Page transcription records
BEGIN

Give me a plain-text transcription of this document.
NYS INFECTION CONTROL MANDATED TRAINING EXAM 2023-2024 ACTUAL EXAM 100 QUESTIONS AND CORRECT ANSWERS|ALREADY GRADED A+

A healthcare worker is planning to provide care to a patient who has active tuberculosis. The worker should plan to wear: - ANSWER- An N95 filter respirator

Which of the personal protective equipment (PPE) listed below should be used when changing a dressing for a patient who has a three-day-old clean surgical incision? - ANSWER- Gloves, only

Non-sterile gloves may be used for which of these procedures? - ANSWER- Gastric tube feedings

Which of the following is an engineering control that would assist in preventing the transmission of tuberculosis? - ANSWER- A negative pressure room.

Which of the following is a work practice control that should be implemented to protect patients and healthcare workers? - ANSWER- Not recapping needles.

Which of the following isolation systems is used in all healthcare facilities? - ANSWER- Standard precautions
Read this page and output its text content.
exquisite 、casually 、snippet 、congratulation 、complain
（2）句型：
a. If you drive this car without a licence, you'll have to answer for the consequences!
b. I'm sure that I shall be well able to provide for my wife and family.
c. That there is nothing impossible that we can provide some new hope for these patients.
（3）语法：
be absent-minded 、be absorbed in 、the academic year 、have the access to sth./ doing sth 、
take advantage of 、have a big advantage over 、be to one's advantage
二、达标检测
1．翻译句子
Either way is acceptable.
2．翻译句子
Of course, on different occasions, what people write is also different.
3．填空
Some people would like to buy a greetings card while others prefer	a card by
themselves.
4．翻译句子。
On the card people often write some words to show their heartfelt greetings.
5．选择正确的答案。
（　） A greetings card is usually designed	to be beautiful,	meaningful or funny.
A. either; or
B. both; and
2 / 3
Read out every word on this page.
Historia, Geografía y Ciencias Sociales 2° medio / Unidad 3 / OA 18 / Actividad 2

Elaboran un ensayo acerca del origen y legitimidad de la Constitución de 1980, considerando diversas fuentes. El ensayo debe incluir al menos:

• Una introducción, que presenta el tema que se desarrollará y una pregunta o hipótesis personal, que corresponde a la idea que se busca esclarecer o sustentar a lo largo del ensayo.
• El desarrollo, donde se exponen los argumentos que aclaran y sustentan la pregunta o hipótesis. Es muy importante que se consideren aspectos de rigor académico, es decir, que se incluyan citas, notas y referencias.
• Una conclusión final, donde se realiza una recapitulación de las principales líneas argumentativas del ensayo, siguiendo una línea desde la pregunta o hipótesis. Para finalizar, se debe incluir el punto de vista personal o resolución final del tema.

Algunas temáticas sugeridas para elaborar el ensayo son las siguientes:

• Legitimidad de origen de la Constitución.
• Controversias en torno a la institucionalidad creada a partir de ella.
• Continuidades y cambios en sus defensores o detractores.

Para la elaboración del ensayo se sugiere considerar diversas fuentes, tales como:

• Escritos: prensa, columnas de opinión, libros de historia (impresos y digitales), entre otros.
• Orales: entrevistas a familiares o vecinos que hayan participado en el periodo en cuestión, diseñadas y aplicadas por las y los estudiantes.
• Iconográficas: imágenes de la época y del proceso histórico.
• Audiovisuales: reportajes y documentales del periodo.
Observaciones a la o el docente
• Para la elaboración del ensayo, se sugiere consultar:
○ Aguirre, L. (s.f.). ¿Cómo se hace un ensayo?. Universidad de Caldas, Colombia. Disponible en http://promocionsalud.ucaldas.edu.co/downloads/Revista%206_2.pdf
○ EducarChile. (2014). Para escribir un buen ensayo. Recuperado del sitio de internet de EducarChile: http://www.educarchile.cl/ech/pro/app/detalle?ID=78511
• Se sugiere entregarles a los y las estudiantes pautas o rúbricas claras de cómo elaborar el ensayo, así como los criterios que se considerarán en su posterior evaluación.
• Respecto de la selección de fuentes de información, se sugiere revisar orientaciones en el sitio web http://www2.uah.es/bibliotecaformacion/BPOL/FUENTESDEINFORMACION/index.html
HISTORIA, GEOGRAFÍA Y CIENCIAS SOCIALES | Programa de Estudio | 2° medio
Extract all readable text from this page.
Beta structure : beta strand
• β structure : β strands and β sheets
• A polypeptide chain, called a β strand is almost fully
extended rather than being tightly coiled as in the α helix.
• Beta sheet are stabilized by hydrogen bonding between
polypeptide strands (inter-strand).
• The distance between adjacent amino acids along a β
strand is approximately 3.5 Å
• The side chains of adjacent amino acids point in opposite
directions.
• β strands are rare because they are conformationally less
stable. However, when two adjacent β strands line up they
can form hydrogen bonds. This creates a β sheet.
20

END

What to produce —
Output all the lines above, matching them word for word.

Answer box —
Give me a plain-text transcription of this document.
NYS INFECTION CONTROL MANDATED TRAINING EXAM 2023-2024 ACTUAL EXAM 100 QUESTIONS AND CORRECT ANSWERS|ALREADY GRADED A+

A healthcare worker is planning to provide care to a patient who has active tuberculosis. The worker should plan to wear: - ANSWER- An N95 filter respirator

Which of the personal protective equipment (PPE) listed below should be used when changing a dressing for a patient who has a three-day-old clean surgical incision? - ANSWER- Gloves, only

Non-sterile gloves may be used for which of these procedures? - ANSWER- Gastric tube feedings

Which of the following is an engineering control that would assist in preventing the transmission of tuberculosis? - ANSWER- A negative pressure room.

Which of the following is a work practice control that should be implemented to protect patients and healthcare workers? - ANSWER- Not recapping needles.

Which of the following isolation systems is used in all healthcare facilities? - ANSWER- Standard precautions
Read this page and output its text content.
exquisite 、casually 、snippet 、congratulation 、complain
（2）句型：
a. If you drive this car without a licence, you'll have to answer for the consequences!
b. I'm sure that I shall be well able to provide for my wife and family.
c. That there is nothing impossible that we can provide some new hope for these patients.
（3）语法：
be absent-minded 、be absorbed in 、the academic year 、have the access to sth./ doing sth 、
take advantage of 、have a big advantage over 、be to one's advantage
二、达标检测
1．翻译句子
Either way is acceptable.
2．翻译句子
Of course, on different occasions, what people write is also different.
3．填空
Some people would like to buy a greetings card while others prefer	a card by
themselves.
4．翻译句子。
On the card people often write some words to show their heartfelt greetings.
5．选择正确的答案。
（　） A greetings card is usually designed	to be beautiful,	meaningful or funny.
A. either; or
B. both; and
2 / 3
Read out every word on this page.
Historia, Geografía y Ciencias Sociales 2° medio / Unidad 3 / OA 18 / Actividad 2

Elaboran un ensayo acerca del origen y legitimidad de la Constitución de 1980, considerando diversas fuentes. El ensayo debe incluir al menos:

• Una introducción, que presenta el tema que se desarrollará y una pregunta o hipótesis personal, que corresponde a la idea que se busca esclarecer o sustentar a lo largo del ensayo.
• El desarrollo, donde se exponen los argumentos que aclaran y sustentan la pregunta o hipótesis. Es muy importante que se consideren aspectos de rigor académico, es decir, que se incluyan citas, notas y referencias.
• Una conclusión final, donde se realiza una recapitulación de las principales líneas argumentativas del ensayo, siguiendo una línea desde la pregunta o hipótesis. Para finalizar, se debe incluir el punto de vista personal o resolución final del tema.

Algunas temáticas sugeridas para elaborar el ensayo son las siguientes:

• Legitimidad de origen de la Constitución.
• Controversias en torno a la institucionalidad creada a partir de ella.
• Continuidades y cambios en sus defensores o detractores.

Para la elaboración del ensayo se sugiere considerar diversas fuentes, tales como:

• Escritos: prensa, columnas de opinión, libros de historia (impresos y digitales), entre otros.
• Orales: entrevistas a familiares o vecinos que hayan participado en el periodo en cuestión, diseñadas y aplicadas por las y los estudiantes.
• Iconográficas: imágenes de la época y del proceso histórico.
• Audiovisuales: reportajes y documentales del periodo.
Observaciones a la o el docente
• Para la elaboración del ensayo, se sugiere consultar:
○ Aguirre, L. (s.f.). ¿Cómo se hace un ensayo?. Universidad de Caldas, Colombia. Disponible en http://promocionsalud.ucaldas.edu.co/downloads/Revista%206_2.pdf
○ EducarChile. (2014). Para escribir un buen ensayo. Recuperado del sitio de internet de EducarChile: http://www.educarchile.cl/ech/pro/app/detalle?ID=78511
• Se sugiere entregarles a los y las estudiantes pautas o rúbricas claras de cómo elaborar el ensayo, así como los criterios que se considerarán en su posterior evaluación.
• Respecto de la selección de fuentes de información, se sugiere revisar orientaciones en el sitio web http://www2.uah.es/bibliotecaformacion/BPOL/FUENTESDEINFORMACION/index.html
HISTORIA, GEOGRAFÍA Y CIENCIAS SOCIALES | Programa de Estudio | 2° medio
Extract all readable text from this page.
Beta structure : beta strand
• β structure : β strands and β sheets
• A polypeptide chain, called a β strand is almost fully
extended rather than being tightly coiled as in the α helix.
• Beta sheet are stabilized by hydrogen bonding between
polypeptide strands (inter-strand).
• The distance between adjacent amino acids along a β
strand is approximately 3.5 Å
• The side chains of adjacent amino acids point in opposite
directions.
• β strands are rare because they are conformationally less
stable. However, when two adjacent β strands line up they
can form hydrogen bonds. This creates a β sheet.
20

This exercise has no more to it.